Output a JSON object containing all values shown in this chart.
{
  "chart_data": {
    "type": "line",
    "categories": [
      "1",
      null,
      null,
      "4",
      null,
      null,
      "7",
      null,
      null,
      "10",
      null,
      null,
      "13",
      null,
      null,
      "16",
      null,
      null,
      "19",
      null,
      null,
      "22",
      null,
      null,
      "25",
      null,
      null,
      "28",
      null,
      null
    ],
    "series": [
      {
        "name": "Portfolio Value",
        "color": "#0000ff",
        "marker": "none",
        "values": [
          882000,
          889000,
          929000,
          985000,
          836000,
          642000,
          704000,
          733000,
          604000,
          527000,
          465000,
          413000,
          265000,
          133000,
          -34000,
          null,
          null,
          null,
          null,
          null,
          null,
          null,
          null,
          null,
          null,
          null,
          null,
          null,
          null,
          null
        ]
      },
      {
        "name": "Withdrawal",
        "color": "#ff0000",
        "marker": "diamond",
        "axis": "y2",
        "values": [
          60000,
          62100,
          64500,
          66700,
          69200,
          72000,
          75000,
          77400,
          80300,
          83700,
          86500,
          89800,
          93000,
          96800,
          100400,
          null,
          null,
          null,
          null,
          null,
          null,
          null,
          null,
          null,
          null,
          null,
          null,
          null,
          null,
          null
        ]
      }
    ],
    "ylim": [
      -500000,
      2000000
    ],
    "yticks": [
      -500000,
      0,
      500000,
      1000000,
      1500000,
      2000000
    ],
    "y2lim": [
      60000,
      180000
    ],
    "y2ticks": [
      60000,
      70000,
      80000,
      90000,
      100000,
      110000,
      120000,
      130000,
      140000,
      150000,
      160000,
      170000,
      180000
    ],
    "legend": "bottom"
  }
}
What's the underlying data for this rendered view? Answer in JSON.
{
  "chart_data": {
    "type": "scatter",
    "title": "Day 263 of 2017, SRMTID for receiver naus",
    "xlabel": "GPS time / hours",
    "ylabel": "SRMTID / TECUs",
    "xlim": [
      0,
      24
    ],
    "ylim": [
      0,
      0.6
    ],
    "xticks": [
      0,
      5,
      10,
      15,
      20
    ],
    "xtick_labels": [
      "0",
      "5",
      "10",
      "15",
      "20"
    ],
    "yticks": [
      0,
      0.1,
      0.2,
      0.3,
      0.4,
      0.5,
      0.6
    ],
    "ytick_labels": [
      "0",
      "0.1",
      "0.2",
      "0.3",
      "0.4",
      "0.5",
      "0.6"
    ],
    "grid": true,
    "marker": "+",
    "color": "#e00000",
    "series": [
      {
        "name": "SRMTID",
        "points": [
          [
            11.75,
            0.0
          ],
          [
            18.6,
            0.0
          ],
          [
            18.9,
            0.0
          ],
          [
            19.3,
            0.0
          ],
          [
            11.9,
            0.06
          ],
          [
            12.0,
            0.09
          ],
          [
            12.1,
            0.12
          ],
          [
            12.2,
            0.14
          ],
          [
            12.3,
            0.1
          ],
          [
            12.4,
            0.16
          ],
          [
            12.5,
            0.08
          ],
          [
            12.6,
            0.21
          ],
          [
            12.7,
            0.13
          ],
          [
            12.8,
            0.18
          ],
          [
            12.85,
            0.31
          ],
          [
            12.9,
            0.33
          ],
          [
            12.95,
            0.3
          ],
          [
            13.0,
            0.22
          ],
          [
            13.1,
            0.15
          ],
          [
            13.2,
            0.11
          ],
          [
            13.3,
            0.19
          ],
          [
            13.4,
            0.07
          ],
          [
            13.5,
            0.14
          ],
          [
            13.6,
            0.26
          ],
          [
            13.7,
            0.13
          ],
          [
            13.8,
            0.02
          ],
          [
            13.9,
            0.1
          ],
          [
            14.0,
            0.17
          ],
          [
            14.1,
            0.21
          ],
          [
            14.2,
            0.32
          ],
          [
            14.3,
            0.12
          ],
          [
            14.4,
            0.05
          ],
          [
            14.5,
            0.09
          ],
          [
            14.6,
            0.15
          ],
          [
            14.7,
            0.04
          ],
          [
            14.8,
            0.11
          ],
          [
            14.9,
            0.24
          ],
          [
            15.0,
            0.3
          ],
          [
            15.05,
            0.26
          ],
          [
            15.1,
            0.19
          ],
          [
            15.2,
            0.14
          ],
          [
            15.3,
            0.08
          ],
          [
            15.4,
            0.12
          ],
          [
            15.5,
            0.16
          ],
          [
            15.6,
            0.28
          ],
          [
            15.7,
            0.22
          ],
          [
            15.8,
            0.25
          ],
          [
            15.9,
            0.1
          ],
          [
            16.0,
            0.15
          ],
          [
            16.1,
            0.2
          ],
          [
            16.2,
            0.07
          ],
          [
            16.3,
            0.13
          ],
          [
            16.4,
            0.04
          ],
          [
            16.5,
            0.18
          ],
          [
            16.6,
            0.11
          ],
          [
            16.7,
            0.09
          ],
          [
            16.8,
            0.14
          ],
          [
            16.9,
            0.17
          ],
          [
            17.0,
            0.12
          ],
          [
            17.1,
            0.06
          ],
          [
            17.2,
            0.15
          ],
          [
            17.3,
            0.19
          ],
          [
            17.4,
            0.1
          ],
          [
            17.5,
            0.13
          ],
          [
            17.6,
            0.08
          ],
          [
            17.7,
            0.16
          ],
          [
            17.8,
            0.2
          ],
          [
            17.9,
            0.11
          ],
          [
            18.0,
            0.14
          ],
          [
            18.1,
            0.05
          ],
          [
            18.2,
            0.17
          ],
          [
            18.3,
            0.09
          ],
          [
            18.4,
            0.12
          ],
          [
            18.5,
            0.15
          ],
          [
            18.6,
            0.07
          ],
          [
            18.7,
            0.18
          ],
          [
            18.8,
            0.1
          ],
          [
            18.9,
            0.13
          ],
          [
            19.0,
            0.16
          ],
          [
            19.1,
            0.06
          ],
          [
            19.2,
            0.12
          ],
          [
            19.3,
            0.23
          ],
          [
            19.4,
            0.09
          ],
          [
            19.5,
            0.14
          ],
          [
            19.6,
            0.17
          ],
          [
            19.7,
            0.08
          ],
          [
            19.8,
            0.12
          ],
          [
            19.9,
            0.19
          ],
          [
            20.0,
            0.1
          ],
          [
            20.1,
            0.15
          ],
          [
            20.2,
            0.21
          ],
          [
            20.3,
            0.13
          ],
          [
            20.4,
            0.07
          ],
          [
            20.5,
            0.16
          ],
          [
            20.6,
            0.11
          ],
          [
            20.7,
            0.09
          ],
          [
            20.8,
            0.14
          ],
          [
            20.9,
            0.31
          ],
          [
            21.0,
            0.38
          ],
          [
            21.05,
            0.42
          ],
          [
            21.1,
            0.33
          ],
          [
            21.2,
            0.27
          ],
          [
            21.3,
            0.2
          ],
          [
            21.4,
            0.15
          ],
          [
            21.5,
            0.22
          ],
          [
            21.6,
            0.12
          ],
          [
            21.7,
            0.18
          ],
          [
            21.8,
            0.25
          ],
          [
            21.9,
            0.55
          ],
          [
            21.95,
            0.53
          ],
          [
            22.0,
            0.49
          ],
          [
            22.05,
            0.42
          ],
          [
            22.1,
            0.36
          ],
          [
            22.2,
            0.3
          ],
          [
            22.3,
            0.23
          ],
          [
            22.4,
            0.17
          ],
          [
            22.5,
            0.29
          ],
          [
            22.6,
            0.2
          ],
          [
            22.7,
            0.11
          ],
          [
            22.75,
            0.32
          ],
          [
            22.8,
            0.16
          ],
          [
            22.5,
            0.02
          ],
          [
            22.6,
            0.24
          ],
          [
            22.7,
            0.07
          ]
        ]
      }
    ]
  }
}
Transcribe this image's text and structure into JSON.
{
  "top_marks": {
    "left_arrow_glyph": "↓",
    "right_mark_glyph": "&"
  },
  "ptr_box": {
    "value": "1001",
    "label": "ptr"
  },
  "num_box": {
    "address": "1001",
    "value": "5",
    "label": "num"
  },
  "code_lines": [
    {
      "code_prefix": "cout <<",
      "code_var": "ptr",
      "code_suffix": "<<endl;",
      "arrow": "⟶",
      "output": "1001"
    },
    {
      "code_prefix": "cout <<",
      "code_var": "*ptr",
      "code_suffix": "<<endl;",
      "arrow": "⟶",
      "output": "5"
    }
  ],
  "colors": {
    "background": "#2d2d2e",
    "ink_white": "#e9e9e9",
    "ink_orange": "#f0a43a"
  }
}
*-*-*
Task details:
Transcribe exactly, and only, the lines from the one bearing "Transcribe this image's" through the last line of the entries, counting both.

Expected output:
Transcribe this image's text and structure into JSON.
{
  "top_marks": {
    "left_arrow_glyph": "↓",
    "right_mark_glyph": "&"
  },
  "ptr_box": {
    "value": "1001",
    "label": "ptr"
  },
  "num_box": {
    "address": "1001",
    "value": "5",
    "label": "num"
  },
  "code_lines": [
    {
      "code_prefix": "cout <<",
      "code_var": "ptr",
      "code_suffix": "<<endl;",
      "arrow": "⟶",
      "output": "1001"
    },
    {
      "code_prefix": "cout <<",
      "code_var": "*ptr",
      "code_suffix": "<<endl;",
      "arrow": "⟶",
      "output": "5"
    }
  ],
  "colors": {
    "background": "#2d2d2e",
    "ink_white": "#e9e9e9",
    "ink_orange": "#f0a43a"
  }
}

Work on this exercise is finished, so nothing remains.